### Written request
Scan the records for the string "tomatoes"; copy each line where it occurs.

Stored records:
□ □ □ □ □ □ □

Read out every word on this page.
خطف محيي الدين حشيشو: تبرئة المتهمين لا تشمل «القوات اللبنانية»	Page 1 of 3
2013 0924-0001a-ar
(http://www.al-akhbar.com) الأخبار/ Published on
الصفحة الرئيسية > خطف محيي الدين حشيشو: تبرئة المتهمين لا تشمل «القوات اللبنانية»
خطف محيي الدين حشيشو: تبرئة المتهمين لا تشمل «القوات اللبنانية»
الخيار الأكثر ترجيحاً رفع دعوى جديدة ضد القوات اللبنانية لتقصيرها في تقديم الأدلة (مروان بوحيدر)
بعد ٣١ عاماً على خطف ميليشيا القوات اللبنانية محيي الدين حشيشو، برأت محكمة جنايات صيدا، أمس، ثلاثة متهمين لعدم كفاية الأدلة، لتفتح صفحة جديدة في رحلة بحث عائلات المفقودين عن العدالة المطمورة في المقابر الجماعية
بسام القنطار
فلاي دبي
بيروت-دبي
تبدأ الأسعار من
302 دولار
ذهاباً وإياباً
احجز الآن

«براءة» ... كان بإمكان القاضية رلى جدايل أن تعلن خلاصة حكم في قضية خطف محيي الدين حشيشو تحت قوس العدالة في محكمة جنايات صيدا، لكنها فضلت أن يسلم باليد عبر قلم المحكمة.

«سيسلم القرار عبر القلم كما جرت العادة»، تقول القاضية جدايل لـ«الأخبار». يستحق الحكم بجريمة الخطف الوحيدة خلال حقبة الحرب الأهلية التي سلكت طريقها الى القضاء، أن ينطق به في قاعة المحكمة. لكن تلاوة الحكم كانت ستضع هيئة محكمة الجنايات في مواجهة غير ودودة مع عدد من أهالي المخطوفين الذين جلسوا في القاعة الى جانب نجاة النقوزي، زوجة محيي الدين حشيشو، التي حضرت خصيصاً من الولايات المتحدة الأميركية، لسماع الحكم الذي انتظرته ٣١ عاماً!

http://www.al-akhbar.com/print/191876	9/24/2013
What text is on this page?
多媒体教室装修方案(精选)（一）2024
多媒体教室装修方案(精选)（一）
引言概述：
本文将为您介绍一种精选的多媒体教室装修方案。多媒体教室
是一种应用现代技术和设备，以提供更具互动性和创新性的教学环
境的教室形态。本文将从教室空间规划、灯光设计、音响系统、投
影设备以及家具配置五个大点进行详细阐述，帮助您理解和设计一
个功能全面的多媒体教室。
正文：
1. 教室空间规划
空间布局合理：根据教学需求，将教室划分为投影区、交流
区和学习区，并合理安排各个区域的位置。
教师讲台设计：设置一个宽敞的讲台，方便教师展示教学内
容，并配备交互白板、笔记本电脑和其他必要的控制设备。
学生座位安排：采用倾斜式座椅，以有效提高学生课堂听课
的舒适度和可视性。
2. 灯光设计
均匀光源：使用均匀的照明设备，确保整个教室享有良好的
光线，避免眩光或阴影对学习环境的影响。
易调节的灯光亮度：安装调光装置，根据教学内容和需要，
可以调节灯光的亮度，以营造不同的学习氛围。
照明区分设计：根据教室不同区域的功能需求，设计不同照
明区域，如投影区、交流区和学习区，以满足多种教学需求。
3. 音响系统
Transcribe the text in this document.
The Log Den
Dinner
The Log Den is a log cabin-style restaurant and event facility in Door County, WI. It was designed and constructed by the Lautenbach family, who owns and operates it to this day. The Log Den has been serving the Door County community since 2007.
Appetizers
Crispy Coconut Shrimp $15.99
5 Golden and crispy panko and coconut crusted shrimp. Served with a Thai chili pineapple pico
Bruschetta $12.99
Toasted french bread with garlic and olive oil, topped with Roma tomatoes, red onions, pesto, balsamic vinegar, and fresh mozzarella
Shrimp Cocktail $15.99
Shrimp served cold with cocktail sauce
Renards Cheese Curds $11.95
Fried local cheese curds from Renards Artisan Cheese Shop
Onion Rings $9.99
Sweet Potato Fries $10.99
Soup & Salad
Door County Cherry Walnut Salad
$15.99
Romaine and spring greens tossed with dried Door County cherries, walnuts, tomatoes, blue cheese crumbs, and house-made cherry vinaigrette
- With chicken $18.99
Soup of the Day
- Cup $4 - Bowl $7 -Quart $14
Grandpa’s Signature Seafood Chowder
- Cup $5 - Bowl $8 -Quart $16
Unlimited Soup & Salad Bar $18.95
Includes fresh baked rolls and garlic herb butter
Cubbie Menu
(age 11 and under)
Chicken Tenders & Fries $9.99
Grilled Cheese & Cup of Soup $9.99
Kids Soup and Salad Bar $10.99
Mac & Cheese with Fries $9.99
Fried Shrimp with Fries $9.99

□ □ □ □ □ □ □

### Expected answer
Toasted french bread with garlic and olive oil, topped with Roma tomatoes, red onions, pesto, balsamic vinegar, and fresh mozzarella
Romaine and spring greens tossed with dried Door County cherries, walnuts, tomatoes, blue cheese crumbs, and house-made cherry vinaigrette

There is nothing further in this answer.